:: INFORMATION GIVEN

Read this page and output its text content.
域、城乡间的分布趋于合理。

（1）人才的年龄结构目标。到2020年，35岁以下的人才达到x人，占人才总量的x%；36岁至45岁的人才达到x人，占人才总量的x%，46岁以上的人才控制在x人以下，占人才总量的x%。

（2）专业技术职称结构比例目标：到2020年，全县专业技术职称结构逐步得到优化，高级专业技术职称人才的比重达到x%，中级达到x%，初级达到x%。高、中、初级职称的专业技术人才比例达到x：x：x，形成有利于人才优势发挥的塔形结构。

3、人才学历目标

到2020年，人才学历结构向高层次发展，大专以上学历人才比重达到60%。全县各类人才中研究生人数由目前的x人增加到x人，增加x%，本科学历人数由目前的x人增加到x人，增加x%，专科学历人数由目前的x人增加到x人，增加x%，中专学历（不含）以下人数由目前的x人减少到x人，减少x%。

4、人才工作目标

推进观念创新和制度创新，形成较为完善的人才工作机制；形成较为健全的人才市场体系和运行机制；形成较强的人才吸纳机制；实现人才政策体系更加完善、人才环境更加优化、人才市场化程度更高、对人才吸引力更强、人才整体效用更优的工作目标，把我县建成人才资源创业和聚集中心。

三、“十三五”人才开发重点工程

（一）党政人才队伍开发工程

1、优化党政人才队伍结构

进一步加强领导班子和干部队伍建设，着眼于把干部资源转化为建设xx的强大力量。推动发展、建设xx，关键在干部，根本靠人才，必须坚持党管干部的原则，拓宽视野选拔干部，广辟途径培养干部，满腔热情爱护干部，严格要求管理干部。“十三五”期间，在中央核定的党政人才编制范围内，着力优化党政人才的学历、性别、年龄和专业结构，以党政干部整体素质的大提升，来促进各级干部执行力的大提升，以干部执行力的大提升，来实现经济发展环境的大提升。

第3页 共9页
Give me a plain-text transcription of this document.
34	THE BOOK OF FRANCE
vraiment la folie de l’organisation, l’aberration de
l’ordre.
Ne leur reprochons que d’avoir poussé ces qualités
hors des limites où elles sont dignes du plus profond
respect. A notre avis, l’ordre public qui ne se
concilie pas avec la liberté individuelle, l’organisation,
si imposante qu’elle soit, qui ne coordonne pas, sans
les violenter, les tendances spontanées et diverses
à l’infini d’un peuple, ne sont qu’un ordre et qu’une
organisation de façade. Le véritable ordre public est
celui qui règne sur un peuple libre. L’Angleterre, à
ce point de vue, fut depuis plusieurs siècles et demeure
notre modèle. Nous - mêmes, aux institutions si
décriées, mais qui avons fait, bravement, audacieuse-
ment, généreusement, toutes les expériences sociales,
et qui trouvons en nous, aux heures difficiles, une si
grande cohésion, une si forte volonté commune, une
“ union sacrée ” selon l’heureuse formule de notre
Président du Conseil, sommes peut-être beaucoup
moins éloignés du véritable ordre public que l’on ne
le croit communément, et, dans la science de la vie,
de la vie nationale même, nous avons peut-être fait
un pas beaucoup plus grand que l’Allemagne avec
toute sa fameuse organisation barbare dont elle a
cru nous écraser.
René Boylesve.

::::

* [WHAT THE EXERCISE ASKS]:
Pull out the lines above in which the word "peuple" appears.

* [SOLUTION TO THIS EXERCISE]:
à l’infini d’un peuple, ne sont qu’un ordre et qu’une
celui qui règne sur un peuple libre. L’Angleterre, à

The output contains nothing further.